Task goal
Copy every line from the material below that holds "image".

Records supplied
>> Begin

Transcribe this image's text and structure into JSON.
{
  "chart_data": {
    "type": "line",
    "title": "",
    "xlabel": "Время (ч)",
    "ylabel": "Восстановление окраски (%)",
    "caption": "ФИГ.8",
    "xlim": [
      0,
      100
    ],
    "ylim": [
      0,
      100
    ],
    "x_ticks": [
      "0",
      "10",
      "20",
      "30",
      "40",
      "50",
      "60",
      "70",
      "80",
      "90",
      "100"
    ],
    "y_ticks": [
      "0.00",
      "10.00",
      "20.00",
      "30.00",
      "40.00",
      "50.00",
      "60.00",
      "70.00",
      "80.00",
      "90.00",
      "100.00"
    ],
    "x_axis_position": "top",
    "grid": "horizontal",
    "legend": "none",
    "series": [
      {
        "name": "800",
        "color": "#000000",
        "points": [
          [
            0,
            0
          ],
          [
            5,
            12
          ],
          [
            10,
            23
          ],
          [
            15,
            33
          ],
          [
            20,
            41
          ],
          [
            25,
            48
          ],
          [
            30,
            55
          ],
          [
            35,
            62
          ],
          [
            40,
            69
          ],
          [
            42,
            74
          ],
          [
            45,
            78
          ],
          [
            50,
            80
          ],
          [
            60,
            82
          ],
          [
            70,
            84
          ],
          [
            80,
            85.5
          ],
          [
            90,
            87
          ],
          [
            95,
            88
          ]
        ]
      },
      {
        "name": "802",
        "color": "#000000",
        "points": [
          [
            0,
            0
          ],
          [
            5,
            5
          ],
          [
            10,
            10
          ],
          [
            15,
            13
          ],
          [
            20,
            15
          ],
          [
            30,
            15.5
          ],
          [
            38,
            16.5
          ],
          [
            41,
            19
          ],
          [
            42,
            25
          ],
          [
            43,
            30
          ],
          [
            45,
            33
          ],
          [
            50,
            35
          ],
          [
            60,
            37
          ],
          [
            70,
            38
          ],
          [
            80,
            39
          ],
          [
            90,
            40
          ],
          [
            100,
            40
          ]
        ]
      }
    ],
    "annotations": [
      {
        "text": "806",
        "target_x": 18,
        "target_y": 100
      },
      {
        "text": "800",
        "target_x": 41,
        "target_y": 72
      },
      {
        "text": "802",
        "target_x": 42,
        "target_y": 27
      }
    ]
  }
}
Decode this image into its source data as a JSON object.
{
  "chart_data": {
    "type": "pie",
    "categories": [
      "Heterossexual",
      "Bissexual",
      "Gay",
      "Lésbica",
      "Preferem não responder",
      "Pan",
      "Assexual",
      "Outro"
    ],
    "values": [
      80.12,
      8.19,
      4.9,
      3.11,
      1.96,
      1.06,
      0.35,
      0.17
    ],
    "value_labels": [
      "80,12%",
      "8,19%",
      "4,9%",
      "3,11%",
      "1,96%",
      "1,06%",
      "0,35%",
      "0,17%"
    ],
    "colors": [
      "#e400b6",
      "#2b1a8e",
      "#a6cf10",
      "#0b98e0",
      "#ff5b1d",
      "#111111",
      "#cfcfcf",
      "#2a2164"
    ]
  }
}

>> End

Exercise result
Transcribe this image's text and structure into JSON.
Decode this image into its source data as a JSON object.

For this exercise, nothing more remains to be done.